◆ Material provided
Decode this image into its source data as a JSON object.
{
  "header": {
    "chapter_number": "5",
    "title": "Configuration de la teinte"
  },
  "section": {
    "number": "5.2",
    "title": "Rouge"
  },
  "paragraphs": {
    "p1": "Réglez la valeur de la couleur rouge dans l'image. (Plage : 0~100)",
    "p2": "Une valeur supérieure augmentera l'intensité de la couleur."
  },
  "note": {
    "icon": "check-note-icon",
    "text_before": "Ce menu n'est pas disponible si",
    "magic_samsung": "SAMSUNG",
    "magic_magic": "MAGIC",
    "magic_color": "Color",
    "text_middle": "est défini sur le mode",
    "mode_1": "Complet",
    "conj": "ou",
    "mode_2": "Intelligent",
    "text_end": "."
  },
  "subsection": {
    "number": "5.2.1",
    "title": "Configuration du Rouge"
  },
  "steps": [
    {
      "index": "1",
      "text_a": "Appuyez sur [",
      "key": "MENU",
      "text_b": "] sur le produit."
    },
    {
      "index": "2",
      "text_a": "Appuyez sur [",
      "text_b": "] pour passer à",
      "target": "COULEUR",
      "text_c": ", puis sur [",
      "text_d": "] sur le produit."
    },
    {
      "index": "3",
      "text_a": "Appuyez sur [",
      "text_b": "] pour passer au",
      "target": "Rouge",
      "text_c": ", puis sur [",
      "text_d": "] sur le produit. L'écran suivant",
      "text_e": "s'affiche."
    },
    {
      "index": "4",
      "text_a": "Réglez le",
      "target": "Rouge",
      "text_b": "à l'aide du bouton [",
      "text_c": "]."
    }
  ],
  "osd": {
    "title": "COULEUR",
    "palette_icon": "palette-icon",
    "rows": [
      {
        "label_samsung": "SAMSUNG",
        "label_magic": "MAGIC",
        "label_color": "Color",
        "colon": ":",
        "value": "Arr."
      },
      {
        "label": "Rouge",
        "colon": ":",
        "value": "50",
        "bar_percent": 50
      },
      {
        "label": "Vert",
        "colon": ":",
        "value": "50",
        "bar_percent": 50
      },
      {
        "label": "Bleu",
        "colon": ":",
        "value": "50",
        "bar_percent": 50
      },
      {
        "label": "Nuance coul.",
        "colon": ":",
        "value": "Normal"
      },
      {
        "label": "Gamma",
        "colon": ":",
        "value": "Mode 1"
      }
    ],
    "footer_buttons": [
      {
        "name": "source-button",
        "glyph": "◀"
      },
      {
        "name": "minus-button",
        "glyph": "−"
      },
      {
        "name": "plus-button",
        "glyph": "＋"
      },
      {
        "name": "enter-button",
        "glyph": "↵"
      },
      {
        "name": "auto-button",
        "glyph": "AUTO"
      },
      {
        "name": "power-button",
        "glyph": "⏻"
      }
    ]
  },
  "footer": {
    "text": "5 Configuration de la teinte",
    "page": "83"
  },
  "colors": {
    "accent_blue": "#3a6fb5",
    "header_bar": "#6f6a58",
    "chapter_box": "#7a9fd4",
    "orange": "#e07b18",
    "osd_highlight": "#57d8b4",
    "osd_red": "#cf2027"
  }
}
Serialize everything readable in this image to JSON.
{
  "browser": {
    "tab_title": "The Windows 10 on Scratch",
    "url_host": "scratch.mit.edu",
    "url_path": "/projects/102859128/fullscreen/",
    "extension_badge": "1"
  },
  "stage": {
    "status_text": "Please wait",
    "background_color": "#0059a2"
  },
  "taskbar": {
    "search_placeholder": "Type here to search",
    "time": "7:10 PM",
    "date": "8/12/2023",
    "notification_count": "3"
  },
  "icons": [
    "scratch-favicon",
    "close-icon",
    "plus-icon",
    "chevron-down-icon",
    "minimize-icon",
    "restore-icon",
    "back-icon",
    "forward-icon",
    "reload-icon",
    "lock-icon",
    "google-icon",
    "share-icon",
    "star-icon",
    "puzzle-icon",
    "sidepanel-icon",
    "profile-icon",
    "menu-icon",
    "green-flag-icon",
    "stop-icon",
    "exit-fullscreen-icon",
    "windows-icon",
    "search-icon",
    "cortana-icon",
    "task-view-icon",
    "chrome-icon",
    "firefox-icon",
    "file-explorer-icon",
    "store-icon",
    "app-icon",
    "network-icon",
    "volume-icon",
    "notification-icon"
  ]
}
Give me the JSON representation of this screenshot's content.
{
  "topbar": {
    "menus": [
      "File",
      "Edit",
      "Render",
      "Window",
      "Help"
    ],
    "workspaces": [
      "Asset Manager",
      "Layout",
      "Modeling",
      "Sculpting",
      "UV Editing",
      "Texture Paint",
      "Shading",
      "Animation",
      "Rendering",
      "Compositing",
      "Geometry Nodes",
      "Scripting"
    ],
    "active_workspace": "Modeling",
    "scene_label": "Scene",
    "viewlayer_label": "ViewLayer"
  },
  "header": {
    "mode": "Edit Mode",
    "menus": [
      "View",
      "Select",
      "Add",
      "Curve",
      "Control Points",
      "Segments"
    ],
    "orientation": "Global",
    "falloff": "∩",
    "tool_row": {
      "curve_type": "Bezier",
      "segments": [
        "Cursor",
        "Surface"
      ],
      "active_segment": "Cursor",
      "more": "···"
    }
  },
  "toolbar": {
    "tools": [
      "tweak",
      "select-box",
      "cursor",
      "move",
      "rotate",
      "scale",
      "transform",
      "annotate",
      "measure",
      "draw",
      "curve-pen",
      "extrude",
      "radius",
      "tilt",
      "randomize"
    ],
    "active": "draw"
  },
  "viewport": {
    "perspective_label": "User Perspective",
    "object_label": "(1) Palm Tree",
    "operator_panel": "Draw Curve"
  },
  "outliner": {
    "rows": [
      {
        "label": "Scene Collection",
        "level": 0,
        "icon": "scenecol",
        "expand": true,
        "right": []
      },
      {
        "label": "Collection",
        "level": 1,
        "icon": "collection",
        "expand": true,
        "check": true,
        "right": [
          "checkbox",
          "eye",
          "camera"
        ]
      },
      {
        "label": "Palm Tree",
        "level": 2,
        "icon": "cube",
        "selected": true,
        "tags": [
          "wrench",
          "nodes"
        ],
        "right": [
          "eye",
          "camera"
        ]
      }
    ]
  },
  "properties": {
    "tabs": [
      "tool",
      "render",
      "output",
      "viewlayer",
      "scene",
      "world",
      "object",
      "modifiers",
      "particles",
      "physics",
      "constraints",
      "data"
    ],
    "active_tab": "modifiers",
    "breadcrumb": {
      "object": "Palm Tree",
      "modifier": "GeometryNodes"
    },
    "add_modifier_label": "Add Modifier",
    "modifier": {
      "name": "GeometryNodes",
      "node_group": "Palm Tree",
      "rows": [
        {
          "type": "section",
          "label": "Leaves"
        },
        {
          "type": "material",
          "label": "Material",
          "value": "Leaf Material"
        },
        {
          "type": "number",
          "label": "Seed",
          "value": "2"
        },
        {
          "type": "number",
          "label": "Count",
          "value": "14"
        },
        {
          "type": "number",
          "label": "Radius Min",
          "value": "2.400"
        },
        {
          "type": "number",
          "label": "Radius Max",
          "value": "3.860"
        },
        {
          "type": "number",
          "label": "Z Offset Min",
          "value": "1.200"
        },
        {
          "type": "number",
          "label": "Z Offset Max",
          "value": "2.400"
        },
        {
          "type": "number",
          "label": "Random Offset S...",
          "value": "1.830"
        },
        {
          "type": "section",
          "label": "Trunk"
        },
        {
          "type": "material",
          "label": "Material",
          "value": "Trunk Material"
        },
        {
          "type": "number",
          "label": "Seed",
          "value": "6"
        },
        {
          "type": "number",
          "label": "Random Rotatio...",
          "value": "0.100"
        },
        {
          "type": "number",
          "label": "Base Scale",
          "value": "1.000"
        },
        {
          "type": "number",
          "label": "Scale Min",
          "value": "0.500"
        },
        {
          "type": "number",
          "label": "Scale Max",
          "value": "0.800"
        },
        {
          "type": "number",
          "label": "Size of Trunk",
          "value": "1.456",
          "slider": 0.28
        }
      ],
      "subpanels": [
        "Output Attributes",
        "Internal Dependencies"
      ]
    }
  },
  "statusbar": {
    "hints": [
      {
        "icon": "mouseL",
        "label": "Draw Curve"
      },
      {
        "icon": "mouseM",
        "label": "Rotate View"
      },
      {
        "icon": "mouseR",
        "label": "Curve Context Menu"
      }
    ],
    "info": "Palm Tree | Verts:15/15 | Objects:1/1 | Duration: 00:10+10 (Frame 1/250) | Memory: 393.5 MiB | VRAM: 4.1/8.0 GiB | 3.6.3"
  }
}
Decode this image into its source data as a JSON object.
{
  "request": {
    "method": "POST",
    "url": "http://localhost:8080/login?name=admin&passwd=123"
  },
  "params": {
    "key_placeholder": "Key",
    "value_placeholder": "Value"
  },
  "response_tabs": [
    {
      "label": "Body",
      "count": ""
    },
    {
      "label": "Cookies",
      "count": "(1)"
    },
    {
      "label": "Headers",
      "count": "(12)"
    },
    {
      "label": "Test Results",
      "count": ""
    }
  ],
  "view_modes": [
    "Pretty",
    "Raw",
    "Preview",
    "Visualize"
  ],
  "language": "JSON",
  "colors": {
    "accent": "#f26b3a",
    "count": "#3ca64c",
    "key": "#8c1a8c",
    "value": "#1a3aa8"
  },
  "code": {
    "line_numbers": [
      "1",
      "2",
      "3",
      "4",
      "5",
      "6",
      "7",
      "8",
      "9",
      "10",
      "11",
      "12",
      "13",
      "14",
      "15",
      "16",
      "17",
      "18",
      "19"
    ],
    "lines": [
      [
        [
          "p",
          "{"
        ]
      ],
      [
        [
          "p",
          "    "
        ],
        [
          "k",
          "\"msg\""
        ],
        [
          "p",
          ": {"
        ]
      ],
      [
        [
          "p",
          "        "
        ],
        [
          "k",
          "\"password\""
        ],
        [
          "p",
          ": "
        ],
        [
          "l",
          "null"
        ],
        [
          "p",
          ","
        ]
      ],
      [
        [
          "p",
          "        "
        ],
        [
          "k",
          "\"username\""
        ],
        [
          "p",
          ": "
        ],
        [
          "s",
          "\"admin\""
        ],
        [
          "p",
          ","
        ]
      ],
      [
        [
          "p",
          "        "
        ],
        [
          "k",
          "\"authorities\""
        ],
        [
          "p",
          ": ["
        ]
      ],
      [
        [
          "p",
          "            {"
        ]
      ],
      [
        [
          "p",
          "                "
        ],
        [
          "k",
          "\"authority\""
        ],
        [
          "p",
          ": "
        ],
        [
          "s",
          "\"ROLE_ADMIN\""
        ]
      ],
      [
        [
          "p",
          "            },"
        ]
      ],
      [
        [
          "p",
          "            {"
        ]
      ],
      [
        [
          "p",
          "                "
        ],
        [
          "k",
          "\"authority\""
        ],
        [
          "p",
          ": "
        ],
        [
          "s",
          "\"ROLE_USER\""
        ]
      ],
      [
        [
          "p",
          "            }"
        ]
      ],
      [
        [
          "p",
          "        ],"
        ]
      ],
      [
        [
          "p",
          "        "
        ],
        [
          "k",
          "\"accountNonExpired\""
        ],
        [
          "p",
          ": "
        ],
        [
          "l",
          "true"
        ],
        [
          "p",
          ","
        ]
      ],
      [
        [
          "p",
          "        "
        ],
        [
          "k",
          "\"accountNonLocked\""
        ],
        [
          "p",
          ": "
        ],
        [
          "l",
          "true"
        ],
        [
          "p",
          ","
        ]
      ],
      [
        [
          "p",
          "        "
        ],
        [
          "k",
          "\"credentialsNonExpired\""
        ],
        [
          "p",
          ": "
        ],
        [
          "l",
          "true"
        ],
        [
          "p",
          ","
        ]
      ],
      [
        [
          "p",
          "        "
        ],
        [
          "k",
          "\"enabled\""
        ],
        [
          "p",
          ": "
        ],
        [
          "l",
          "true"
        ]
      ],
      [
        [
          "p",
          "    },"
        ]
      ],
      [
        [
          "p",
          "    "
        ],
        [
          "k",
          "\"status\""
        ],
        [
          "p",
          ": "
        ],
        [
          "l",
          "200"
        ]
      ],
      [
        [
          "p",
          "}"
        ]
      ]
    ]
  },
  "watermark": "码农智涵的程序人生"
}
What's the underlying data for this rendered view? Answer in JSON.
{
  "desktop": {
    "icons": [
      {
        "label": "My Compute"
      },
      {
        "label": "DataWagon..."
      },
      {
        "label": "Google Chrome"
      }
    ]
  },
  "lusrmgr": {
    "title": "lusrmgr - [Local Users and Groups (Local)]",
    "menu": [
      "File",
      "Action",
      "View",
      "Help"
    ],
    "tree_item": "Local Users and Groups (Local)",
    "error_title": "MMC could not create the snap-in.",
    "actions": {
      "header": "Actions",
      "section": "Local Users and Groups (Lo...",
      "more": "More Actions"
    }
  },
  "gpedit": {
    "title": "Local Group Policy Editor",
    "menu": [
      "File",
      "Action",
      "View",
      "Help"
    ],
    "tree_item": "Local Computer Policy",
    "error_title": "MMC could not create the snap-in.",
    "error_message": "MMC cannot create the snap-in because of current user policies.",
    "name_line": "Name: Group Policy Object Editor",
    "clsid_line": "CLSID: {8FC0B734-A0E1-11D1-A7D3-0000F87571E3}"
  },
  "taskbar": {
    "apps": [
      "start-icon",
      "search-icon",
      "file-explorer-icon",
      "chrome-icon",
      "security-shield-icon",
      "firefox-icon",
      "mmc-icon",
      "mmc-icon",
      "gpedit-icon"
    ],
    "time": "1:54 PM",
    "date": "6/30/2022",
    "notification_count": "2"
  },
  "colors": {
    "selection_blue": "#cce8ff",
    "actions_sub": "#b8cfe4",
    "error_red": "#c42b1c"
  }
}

◆ Work instructions
Starting at the line that contains "What's the underlying", retype each line through the end of the listing above and nothing else.

◆ Solution below
What's the underlying data for this rendered view? Answer in JSON.
{
  "desktop": {
    "icons": [
      {
        "label": "My Compute"
      },
      {
        "label": "DataWagon..."
      },
      {
        "label": "Google Chrome"
      }
    ]
  },
  "lusrmgr": {
    "title": "lusrmgr - [Local Users and Groups (Local)]",
    "menu": [
      "File",
      "Action",
      "View",
      "Help"
    ],
    "tree_item": "Local Users and Groups (Local)",
    "error_title": "MMC could not create the snap-in.",
    "actions": {
      "header": "Actions",
      "section": "Local Users and Groups (Lo...",
      "more": "More Actions"
    }
  },
  "gpedit": {
    "title": "Local Group Policy Editor",
    "menu": [
      "File",
      "Action",
      "View",
      "Help"
    ],
    "tree_item": "Local Computer Policy",
    "error_title": "MMC could not create the snap-in.",
    "error_message": "MMC cannot create the snap-in because of current user policies.",
    "name_line": "Name: Group Policy Object Editor",
    "clsid_line": "CLSID: {8FC0B734-A0E1-11D1-A7D3-0000F87571E3}"
  },
  "taskbar": {
    "apps": [
      "start-icon",
      "search-icon",
      "file-explorer-icon",
      "chrome-icon",
      "security-shield-icon",
      "firefox-icon",
      "mmc-icon",
      "mmc-icon",
      "gpedit-icon"
    ],
    "time": "1:54 PM",
    "date": "6/30/2022",
    "notification_count": "2"
  },
  "colors": {
    "selection_blue": "#cce8ff",
    "actions_sub": "#b8cfe4",
    "error_red": "#c42b1c"
  }
}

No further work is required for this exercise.